** begin Exercise data **

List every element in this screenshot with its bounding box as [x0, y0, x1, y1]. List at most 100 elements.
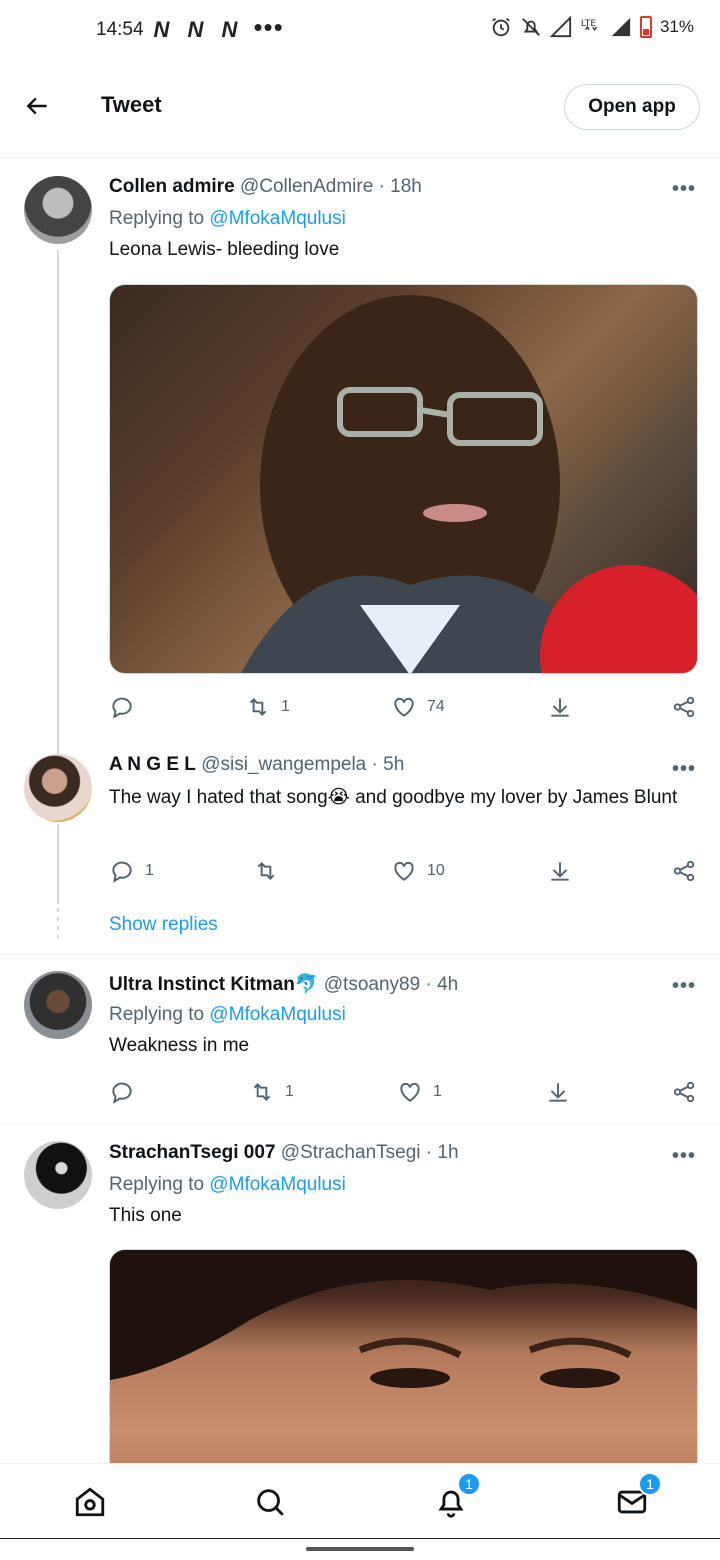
back-button[interactable]	[22, 90, 54, 122]
separator: ·	[371, 754, 378, 775]
retweet-count: 1	[281, 698, 290, 715]
thread-line	[57, 250, 59, 758]
share-button[interactable]	[671, 1079, 697, 1105]
author-handle[interactable]: @CollenAdmire	[240, 176, 373, 197]
download-button[interactable]	[547, 694, 573, 720]
separator: ·	[425, 974, 432, 995]
retweet-button[interactable]: 1	[249, 1079, 294, 1105]
tweet[interactable]: A N G E L @sisi_wangempela · 5h ••• The …	[0, 754, 720, 954]
alarm-icon	[492, 17, 510, 37]
mute-icon	[522, 18, 540, 36]
signal-icon-2	[611, 17, 631, 37]
tweet[interactable]: Collen admire @CollenAdmire · 18h ••• Re…	[0, 158, 720, 758]
tweet-header: StrachanTsegi 007 @StrachanTsegi · 1h	[109, 1142, 459, 1164]
back-arrow-icon	[26, 97, 47, 115]
tweet[interactable]: StrachanTsegi 007 @StrachanTsegi · 1h ••…	[0, 1125, 720, 1463]
separator: ·	[378, 176, 385, 197]
more-options-icon[interactable]: •••	[672, 1145, 696, 1168]
replying-label: Replying to	[109, 1004, 205, 1025]
tweet-actions: 1 74	[109, 694, 699, 724]
nav-notifications[interactable]: 1	[431, 1472, 481, 1522]
timestamp[interactable]: 1h	[437, 1142, 458, 1163]
battery-icon	[639, 16, 652, 38]
like-count: 10	[427, 862, 445, 879]
download-button[interactable]	[545, 1079, 571, 1105]
mention-link[interactable]: @MfokaMqulusi	[209, 1004, 346, 1025]
share-icon	[673, 696, 695, 718]
mention-link[interactable]: @MfokaMqulusi	[209, 208, 346, 229]
replying-to: Replying to @MfokaMqulusi	[109, 208, 346, 230]
photo-illustration	[241, 295, 697, 673]
tweet-actions: 1 10	[109, 858, 699, 888]
thread-line	[57, 824, 59, 904]
like-button[interactable]: 74	[391, 694, 445, 720]
tweet-text: Weakness in me	[109, 1035, 250, 1056]
home-gesture-handle[interactable]	[306, 1547, 414, 1551]
show-replies-link[interactable]: Show replies	[109, 914, 218, 936]
search-icon	[257, 1489, 284, 1516]
more-options-icon[interactable]: •••	[672, 178, 696, 201]
reply-count: 1	[145, 862, 154, 879]
timestamp[interactable]: 18h	[390, 176, 422, 197]
like-button[interactable]: 10	[391, 858, 445, 884]
replying-to: Replying to @MfokaMqulusi	[109, 1174, 346, 1196]
more-options-icon[interactable]: •••	[672, 758, 696, 781]
avatar[interactable]	[24, 176, 92, 244]
nav-home[interactable]	[70, 1482, 110, 1522]
page-title: Tweet	[101, 92, 162, 117]
replying-label: Replying to	[109, 208, 205, 229]
author-handle[interactable]: @StrachanTsegi	[281, 1142, 421, 1163]
heart-icon	[394, 861, 414, 881]
timestamp[interactable]: 4h	[437, 974, 458, 995]
author-handle[interactable]: @tsoany89	[324, 974, 420, 995]
signal-icon	[549, 16, 572, 38]
tweet-image[interactable]	[109, 1249, 698, 1463]
tweet-header: Collen admire @CollenAdmire · 18h	[109, 176, 422, 198]
timestamp[interactable]: 5h	[383, 754, 404, 775]
status-time: 14:54	[96, 19, 144, 40]
avatar[interactable]	[24, 1141, 92, 1209]
nav-search[interactable]	[250, 1482, 290, 1522]
avatar[interactable]	[24, 754, 92, 822]
reply-button[interactable]	[109, 694, 135, 720]
like-count: 74	[427, 698, 445, 715]
author-handle[interactable]: @sisi_wangempela	[201, 754, 366, 775]
status-bar: 14:54 N N N ••• LTE 31%	[0, 0, 720, 60]
lte-icon: LTE	[581, 18, 598, 31]
tweet-text: The way I hated that song😭 and goodbye m…	[109, 787, 678, 808]
retweet-button[interactable]	[253, 858, 279, 884]
mention-link[interactable]: @MfokaMqulusi	[209, 1174, 346, 1195]
author-name[interactable]: A N G E L	[109, 754, 196, 775]
nav-messages[interactable]: 1	[612, 1472, 662, 1522]
thread-line-dotted	[57, 908, 59, 938]
download-button[interactable]	[547, 858, 573, 884]
heart-icon	[400, 1082, 420, 1102]
like-button[interactable]: 1	[397, 1079, 442, 1105]
retweet-icon	[257, 862, 275, 880]
open-app-button[interactable]: Open app	[564, 84, 700, 130]
reply-button[interactable]	[109, 1079, 135, 1105]
tweet-header: Ultra Instinct Kitman🐬 @tsoany89 · 4h	[109, 972, 458, 996]
retweet-icon	[253, 1083, 271, 1101]
download-icon	[551, 698, 569, 717]
more-options-icon[interactable]: •••	[672, 975, 696, 998]
retweet-button[interactable]: 1	[245, 694, 290, 720]
author-name[interactable]: StrachanTsegi 007	[109, 1142, 276, 1163]
dolphin-emoji: 🐬	[294, 974, 319, 995]
reply-button[interactable]: 1	[109, 858, 154, 884]
download-icon	[551, 862, 569, 881]
gesture-bar	[0, 1538, 720, 1560]
notification-icons: N N N	[153, 17, 244, 42]
avatar[interactable]	[24, 971, 92, 1039]
author-name[interactable]: Collen admire	[109, 176, 235, 197]
share-button[interactable]	[671, 694, 697, 720]
reply-icon	[112, 861, 132, 883]
tweet-image[interactable]	[109, 284, 698, 674]
share-button[interactable]	[671, 858, 697, 884]
bottom-navigation: 1 1	[0, 1463, 720, 1538]
top-header: Tweet Open app	[0, 60, 720, 158]
tweet-text: Leona Lewis- bleeding love	[109, 239, 340, 260]
tweet[interactable]: Ultra Instinct Kitman🐬 @tsoany89 · 4h ••…	[0, 955, 720, 1125]
share-icon	[673, 1081, 695, 1103]
author-name[interactable]: Ultra Instinct Kitman	[109, 974, 295, 995]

** end Exercise data **

Task requirements — Revise the listing lines starting at the one containing "90, 54, 122]" and ending with the one containing "1079, 294, 1105]", swapping "separator" for "divider" and leaving everything else as is.

Exercise answer —
back-button[interactable]	[22, 90, 54, 122]
divider: ·	[371, 754, 378, 775]
retweet-count: 1	[281, 698, 290, 715]
thread-line	[57, 250, 59, 758]
share-button[interactable]	[671, 1079, 697, 1105]
author-handle[interactable]: @CollenAdmire	[240, 176, 373, 197]
download-button[interactable]	[547, 694, 573, 720]
divider: ·	[425, 974, 432, 995]
retweet-button[interactable]: 1	[249, 1079, 294, 1105]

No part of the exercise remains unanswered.